§ **REQUIRED TASK**
Sort through the data and copy the lines holding the word "JSON".

:: DATA LISTING ::

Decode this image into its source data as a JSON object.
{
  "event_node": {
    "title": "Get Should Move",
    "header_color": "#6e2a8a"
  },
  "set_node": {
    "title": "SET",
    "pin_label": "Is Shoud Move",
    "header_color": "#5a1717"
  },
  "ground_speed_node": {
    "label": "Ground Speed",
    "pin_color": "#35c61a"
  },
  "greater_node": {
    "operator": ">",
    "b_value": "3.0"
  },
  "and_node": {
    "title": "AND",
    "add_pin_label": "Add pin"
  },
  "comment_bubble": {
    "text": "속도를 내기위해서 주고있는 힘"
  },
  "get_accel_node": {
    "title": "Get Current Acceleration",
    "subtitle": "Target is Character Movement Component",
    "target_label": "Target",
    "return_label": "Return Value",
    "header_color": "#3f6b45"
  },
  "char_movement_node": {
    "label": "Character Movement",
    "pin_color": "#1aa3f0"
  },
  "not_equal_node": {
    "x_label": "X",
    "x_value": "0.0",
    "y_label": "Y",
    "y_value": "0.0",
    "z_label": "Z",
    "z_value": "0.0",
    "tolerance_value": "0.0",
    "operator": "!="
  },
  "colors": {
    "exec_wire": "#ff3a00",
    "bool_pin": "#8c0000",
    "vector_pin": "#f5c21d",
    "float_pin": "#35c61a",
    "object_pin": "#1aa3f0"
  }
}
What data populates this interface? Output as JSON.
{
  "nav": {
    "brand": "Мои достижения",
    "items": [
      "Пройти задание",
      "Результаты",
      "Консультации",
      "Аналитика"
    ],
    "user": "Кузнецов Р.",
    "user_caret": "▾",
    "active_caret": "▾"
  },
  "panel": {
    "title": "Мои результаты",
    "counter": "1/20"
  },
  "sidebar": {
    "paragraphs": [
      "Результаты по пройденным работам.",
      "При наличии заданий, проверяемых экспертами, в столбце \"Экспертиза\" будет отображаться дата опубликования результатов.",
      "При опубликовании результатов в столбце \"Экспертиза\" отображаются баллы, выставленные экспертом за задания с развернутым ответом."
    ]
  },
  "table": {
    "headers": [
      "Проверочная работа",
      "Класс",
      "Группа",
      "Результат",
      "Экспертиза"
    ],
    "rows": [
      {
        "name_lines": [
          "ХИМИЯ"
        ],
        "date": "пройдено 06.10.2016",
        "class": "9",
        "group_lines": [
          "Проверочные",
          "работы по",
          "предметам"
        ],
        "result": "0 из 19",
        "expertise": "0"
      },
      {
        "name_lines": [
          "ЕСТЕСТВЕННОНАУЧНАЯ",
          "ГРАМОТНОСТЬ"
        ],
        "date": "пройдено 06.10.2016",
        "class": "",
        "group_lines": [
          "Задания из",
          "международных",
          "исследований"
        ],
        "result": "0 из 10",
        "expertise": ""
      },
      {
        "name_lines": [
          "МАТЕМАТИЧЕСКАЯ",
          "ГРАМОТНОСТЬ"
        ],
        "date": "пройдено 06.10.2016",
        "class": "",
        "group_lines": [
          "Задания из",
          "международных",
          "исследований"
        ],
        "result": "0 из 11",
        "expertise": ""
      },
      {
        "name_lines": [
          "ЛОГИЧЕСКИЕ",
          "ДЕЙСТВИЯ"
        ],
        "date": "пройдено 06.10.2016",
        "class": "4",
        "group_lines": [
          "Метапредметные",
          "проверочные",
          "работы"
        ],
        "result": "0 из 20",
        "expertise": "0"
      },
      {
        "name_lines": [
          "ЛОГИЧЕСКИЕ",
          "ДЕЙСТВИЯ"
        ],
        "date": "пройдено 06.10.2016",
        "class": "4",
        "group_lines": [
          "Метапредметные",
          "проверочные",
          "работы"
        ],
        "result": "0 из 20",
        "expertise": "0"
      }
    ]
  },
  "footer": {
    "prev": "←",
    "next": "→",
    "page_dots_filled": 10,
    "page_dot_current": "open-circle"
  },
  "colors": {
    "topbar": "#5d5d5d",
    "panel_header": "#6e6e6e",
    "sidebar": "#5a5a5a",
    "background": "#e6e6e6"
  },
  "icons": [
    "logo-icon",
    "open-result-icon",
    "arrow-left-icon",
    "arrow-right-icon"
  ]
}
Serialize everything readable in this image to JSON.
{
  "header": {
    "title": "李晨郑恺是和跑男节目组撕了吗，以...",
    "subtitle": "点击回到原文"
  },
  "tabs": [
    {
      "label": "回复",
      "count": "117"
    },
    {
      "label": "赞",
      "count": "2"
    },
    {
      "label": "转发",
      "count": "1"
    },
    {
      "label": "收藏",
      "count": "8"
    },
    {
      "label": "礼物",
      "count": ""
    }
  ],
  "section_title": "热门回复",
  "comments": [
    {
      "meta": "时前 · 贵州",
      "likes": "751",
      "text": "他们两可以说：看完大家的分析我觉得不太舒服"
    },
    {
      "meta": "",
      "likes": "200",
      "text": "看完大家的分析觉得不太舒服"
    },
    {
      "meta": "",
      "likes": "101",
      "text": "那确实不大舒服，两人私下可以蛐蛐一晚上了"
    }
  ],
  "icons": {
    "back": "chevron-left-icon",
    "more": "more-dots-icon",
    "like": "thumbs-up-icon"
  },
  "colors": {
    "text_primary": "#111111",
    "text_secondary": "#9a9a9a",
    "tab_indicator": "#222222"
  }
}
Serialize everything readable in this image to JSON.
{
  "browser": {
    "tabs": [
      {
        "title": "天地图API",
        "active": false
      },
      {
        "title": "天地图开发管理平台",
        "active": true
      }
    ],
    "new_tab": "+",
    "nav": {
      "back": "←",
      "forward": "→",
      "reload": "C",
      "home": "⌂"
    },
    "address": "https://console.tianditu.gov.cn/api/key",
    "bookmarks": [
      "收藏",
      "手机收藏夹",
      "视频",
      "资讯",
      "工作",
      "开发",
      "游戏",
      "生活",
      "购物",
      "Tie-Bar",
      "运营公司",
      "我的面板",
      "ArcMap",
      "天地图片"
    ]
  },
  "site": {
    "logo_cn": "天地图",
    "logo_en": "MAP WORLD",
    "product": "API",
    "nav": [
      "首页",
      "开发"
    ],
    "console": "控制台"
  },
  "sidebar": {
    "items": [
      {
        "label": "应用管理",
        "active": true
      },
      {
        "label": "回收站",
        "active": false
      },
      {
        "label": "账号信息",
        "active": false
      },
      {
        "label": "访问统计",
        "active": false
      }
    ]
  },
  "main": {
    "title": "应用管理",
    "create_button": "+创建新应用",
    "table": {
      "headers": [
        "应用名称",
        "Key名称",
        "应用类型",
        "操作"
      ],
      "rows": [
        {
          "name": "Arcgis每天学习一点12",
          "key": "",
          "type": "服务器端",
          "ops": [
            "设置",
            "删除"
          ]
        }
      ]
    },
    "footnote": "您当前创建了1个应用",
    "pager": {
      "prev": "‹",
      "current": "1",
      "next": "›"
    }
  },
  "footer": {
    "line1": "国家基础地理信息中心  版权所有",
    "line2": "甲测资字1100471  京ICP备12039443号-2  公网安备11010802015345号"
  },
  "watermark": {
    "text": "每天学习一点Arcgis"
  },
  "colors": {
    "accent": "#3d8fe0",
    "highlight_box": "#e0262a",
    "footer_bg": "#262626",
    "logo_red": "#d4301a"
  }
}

:::

§ **EXERCISE OUTPUT**
Decode this image into its source data as a JSON object.
What data populates this interface? Output as JSON.
Serialize everything readable in this image to JSON.
Serialize everything readable in this image to JSON.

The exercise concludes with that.